#### [WHAT THE EXERCISE ASKS]
Render the material again word for word, skipping the pictures in it.

#### [ENTRIES PROVIDED]
************
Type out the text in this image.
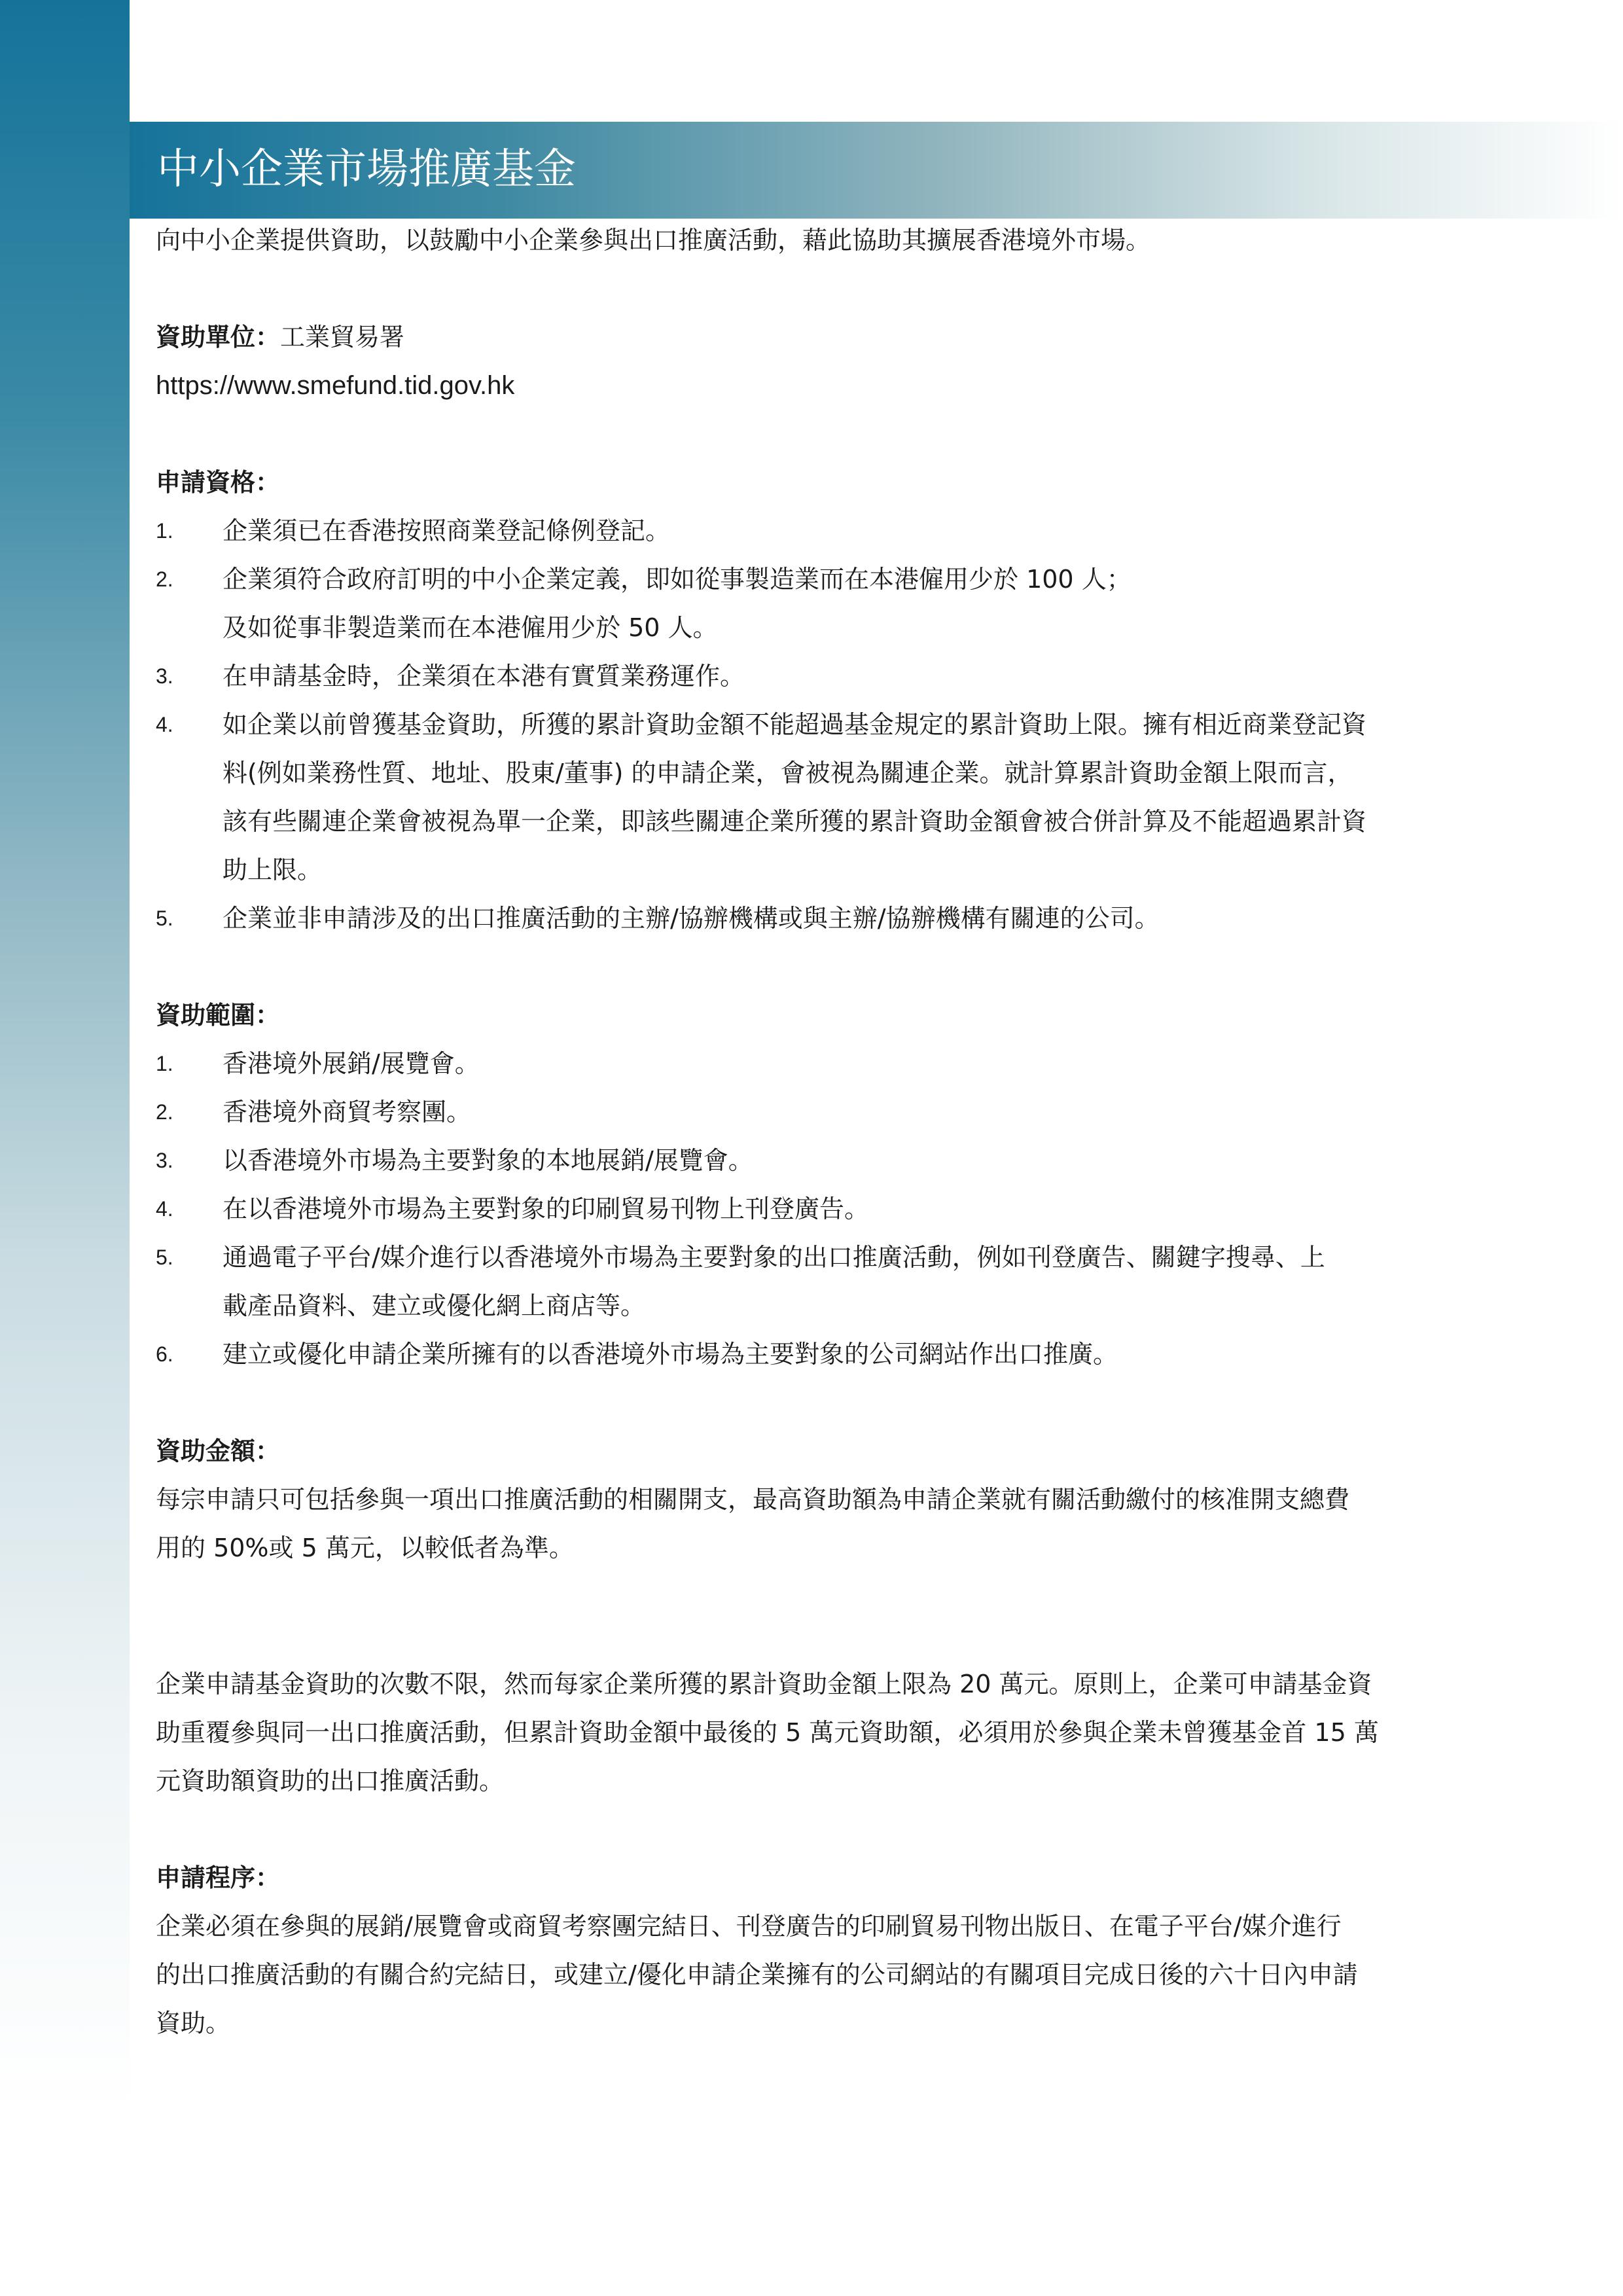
中小企業市場推廣基金

向中小企業提供資助，以鼓勵中小企業參與出口推廣活動，藉此協助其擴展香港境外市場。

資助單位：工業貿易署

https://www.smefund.tid.gov.hk

申請資格：

1.	企業須已在香港按照商業登記條例登記。
2.	企業須符合政府訂明的中小企業定義，即如從事製造業而在本港僱用少於 100 人；
及如從事非製造業而在本港僱用少於 50 人。
3.	在申請基金時，企業須在本港有實質業務運作。
4.	如企業以前曾獲基金資助，所獲的累計資助金額不能超過基金規定的累計資助上限。擁有相近商業登記資
料(例如業務性質、地址、股東/董事) 的申請企業，會被視為關連企業。就計算累計資助金額上限而言，
該有些關連企業會被視為單一企業，即該些關連企業所獲的累計資助金額會被合併計算及不能超過累計資
助上限。
5.	企業並非申請涉及的出口推廣活動的主辦/協辦機構或與主辦/協辦機構有關連的公司。

資助範圍：

1.	香港境外展銷/展覽會。
2.	香港境外商貿考察團。
3.	以香港境外市場為主要對象的本地展銷/展覽會。
4.	在以香港境外市場為主要對象的印刷貿易刊物上刊登廣告。
5.	通過電子平台/媒介進行以香港境外市場為主要對象的出口推廣活動，例如刊登廣告、關鍵字搜尋、上
載產品資料、建立或優化網上商店等。
6.	建立或優化申請企業所擁有的以香港境外市場為主要對象的公司網站作出口推廣。

資助金額：

每宗申請只可包括參與一項出口推廣活動的相關開支，最高資助額為申請企業就有關活動繳付的核准開支總費
用的 50%或 5 萬元，以較低者為準。
企業申請基金資助的次數不限，然而每家企業所獲的累計資助金額上限為 20 萬元。原則上，企業可申請基金資
助重覆參與同一出口推廣活動，但累計資助金額中最後的 5 萬元資助額，必須用於參與企業未曾獲基金首 15 萬
元資助額資助的出口推廣活動。

申請程序：

企業必須在參與的展銷/展覽會或商貿考察團完結日、刊登廣告的印刷貿易刊物出版日、在電子平台/媒介進行
的出口推廣活動的有關合約完結日，或建立/優化申請企業擁有的公司網站的有關項目完成日後的六十日內申請
資助。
************
#### [FULL ANSWER]
Type out the text in this image.
中小企業市場推廣基金

向中小企業提供資助，以鼓勵中小企業參與出口推廣活動，藉此協助其擴展香港境外市場。

資助單位：工業貿易署

https://www.smefund.tid.gov.hk

申請資格：

1.	企業須已在香港按照商業登記條例登記。
2.	企業須符合政府訂明的中小企業定義，即如從事製造業而在本港僱用少於 100 人；
及如從事非製造業而在本港僱用少於 50 人。
3.	在申請基金時，企業須在本港有實質業務運作。
4.	如企業以前曾獲基金資助，所獲的累計資助金額不能超過基金規定的累計資助上限。擁有相近商業登記資
料(例如業務性質、地址、股東/董事) 的申請企業，會被視為關連企業。就計算累計資助金額上限而言，
該有些關連企業會被視為單一企業，即該些關連企業所獲的累計資助金額會被合併計算及不能超過累計資
助上限。
5.	企業並非申請涉及的出口推廣活動的主辦/協辦機構或與主辦/協辦機構有關連的公司。

資助範圍：

1.	香港境外展銷/展覽會。
2.	香港境外商貿考察團。
3.	以香港境外市場為主要對象的本地展銷/展覽會。
4.	在以香港境外市場為主要對象的印刷貿易刊物上刊登廣告。
5.	通過電子平台/媒介進行以香港境外市場為主要對象的出口推廣活動，例如刊登廣告、關鍵字搜尋、上
載產品資料、建立或優化網上商店等。
6.	建立或優化申請企業所擁有的以香港境外市場為主要對象的公司網站作出口推廣。

資助金額：

每宗申請只可包括參與一項出口推廣活動的相關開支，最高資助額為申請企業就有關活動繳付的核准開支總費
用的 50%或 5 萬元，以較低者為準。
企業申請基金資助的次數不限，然而每家企業所獲的累計資助金額上限為 20 萬元。原則上，企業可申請基金資
助重覆參與同一出口推廣活動，但累計資助金額中最後的 5 萬元資助額，必須用於參與企業未曾獲基金首 15 萬
元資助額資助的出口推廣活動。

申請程序：

企業必須在參與的展銷/展覽會或商貿考察團完結日、刊登廣告的印刷貿易刊物出版日、在電子平台/媒介進行
的出口推廣活動的有關合約完結日，或建立/優化申請企業擁有的公司網站的有關項目完成日後的六十日內申請
資助。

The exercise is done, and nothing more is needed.